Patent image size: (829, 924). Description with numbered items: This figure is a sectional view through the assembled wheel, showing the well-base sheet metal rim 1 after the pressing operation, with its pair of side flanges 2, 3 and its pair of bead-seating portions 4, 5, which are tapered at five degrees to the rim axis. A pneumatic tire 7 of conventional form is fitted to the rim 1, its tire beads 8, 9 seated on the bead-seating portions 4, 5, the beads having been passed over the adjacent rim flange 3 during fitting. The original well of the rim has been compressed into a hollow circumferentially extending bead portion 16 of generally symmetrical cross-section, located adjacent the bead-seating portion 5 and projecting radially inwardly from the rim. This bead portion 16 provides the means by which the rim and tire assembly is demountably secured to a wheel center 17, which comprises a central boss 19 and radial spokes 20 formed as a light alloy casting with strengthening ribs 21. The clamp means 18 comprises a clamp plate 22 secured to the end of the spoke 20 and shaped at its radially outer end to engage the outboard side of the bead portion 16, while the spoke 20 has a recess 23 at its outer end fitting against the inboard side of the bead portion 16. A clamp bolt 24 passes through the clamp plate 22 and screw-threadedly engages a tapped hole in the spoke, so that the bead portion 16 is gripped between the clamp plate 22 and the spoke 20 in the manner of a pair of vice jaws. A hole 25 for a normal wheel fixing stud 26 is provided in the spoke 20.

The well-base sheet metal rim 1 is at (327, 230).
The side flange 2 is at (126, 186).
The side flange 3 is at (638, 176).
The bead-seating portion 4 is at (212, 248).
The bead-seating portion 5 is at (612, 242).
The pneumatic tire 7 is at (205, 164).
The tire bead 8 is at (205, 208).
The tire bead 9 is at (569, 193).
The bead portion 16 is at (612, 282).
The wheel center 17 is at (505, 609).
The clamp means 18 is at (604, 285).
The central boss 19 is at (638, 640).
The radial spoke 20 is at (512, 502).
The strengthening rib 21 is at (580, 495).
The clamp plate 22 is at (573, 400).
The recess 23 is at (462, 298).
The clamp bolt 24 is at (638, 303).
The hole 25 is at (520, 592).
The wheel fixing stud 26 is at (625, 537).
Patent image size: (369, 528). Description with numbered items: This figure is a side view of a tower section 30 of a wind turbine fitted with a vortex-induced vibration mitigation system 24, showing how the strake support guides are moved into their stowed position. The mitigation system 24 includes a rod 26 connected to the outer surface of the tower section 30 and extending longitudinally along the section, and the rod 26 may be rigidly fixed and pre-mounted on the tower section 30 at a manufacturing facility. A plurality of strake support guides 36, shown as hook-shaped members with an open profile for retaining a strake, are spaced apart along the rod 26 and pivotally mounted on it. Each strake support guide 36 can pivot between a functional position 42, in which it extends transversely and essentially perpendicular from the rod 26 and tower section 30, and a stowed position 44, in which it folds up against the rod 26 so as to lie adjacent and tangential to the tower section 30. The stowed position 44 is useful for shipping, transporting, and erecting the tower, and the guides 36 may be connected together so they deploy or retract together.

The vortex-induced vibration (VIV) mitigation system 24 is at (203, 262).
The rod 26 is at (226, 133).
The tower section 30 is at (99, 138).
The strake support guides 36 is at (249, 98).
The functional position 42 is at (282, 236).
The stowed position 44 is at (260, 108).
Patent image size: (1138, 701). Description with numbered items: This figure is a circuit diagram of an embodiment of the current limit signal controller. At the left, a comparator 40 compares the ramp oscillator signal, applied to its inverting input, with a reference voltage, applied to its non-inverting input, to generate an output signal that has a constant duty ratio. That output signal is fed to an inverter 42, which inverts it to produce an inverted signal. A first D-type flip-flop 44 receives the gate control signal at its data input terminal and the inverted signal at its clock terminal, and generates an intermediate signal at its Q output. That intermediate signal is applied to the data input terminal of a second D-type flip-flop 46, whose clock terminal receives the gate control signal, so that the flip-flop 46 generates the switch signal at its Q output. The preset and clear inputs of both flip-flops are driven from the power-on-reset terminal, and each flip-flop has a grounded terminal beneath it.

[YOUR OBJECTIVE] Put the listing above into a numbered list, leaving out the blank lines.

[WRITTEN SOLUTION]
1. Patent image size: (829, 924). Description with numbered items: This figure is a sectional view through the assembled wheel, showing the well-base sheet metal rim 1 after the pressing operation, with its pair of side flanges 2, 3 and its pair of bead-seating portions 4, 5, which are tapered at five degrees to the rim axis. A pneumatic tire 7 of conventional form is fitted to the rim 1, its tire beads 8, 9 seated on the bead-seating portions 4, 5, the beads having been passed over the adjacent rim flange 3 during fitting. The original well of the rim has been compressed into a hollow circumferentially extending bead portion 16 of generally symmetrical cross-section, located adjacent the bead-seating portion 5 and projecting radially inwardly from the rim. This bead portion 16 provides the means by which the rim and tire assembly is demountably secured to a wheel center 17, which comprises a central boss 19 and radial spokes 20 formed as a light alloy casting with strengthening ribs 21. The clamp means 18 comprises a clamp plate 22 secured to the end of the spoke 20 and shaped at its radially outer end to engage the outboard side of the bead portion 16, while the spoke 20 has a recess 23 at its outer end fitting against the inboard side of the bead portion 16. A clamp bolt 24 passes through the clamp plate 22 and screw-threadedly engages a tapped hole in the spoke, so that the bead portion 16 is gripped between the clamp plate 22 and the spoke 20 in the manner of a pair of vice jaws. A hole 25 for a normal wheel fixing stud 26 is provided in the spoke 20.
2. The well-base sheet metal rim 1 is at (327, 230).
3. The side flange 2 is at (126, 186).
4. The side flange 3 is at (638, 176).
5. The bead-seating portion 4 is at (212, 248).
6. The bead-seating portion 5 is at (612, 242).
7. The pneumatic tire 7 is at (205, 164).
8. The tire bead 8 is at (205, 208).
9. The tire bead 9 is at (569, 193).
10. The bead portion 16 is at (612, 282).
11. The wheel center 17 is at (505, 609).
12. The clamp means 18 is at (604, 285).
13. The central boss 19 is at (638, 640).
14. The radial spoke 20 is at (512, 502).
15. The strengthening rib 21 is at (580, 495).
16. The clamp plate 22 is at (573, 400).
17. The recess 23 is at (462, 298).
18. The clamp bolt 24 is at (638, 303).
19. The hole 25 is at (520, 592).
20. The wheel fixing stud 26 is at (625, 537).
21. Patent image size: (369, 528). Description with numbered items: This figure is a side view of a tower section 30 of a wind turbine fitted with a vortex-induced vibration mitigation system 24, showing how the strake support guides are moved into their stowed position. The mitigation system 24 includes a rod 26 connected to the outer surface of the tower section 30 and extending longitudinally along the section, and the rod 26 may be rigidly fixed and pre-mounted on the tower section 30 at a manufacturing facility. A plurality of strake support guides 36, shown as hook-shaped members with an open profile for retaining a strake, are spaced apart along the rod 26 and pivotally mounted on it. Each strake support guide 36 can pivot between a functional position 42, in which it extends transversely and essentially perpendicular from the rod 26 and tower section 30, and a stowed position 44, in which it folds up against the rod 26 so as to lie adjacent and tangential to the tower section 30. The stowed position 44 is useful for shipping, transporting, and erecting the tower, and the guides 36 may be connected together so they deploy or retract together.
22. The vortex-induced vibration (VIV) mitigation system 24 is at (203, 262).
23. The rod 26 is at (226, 133).
24. The tower section 30 is at (99, 138).
25. The strake support guides 36 is at (249, 98).
26. The functional position 42 is at (282, 236).
27. The stowed position 44 is at (260, 108).
28. Patent image size: (1138, 701). Description with numbered items: This figure is a circuit diagram of an embodiment of the current limit signal controller. At the left, a comparator 40 compares the ramp oscillator signal, applied to its inverting input, with a reference voltage, applied to its non-inverting input, to generate an output signal that has a constant duty ratio. That output signal is fed to an inverter 42, which inverts it to produce an inverted signal. A first D-type flip-flop 44 receives the gate control signal at its data input terminal and the inverted signal at its clock terminal, and generates an intermediate signal at its Q output. That intermediate signal is applied to the data input terminal of a second D-type flip-flop 46, whose clock terminal receives the gate control signal, so that the flip-flop 46 generates the switch signal at its Q output. The preset and clear inputs of both flip-flops are driven from the power-on-reset terminal, and each flip-flop has a grounded terminal beneath it.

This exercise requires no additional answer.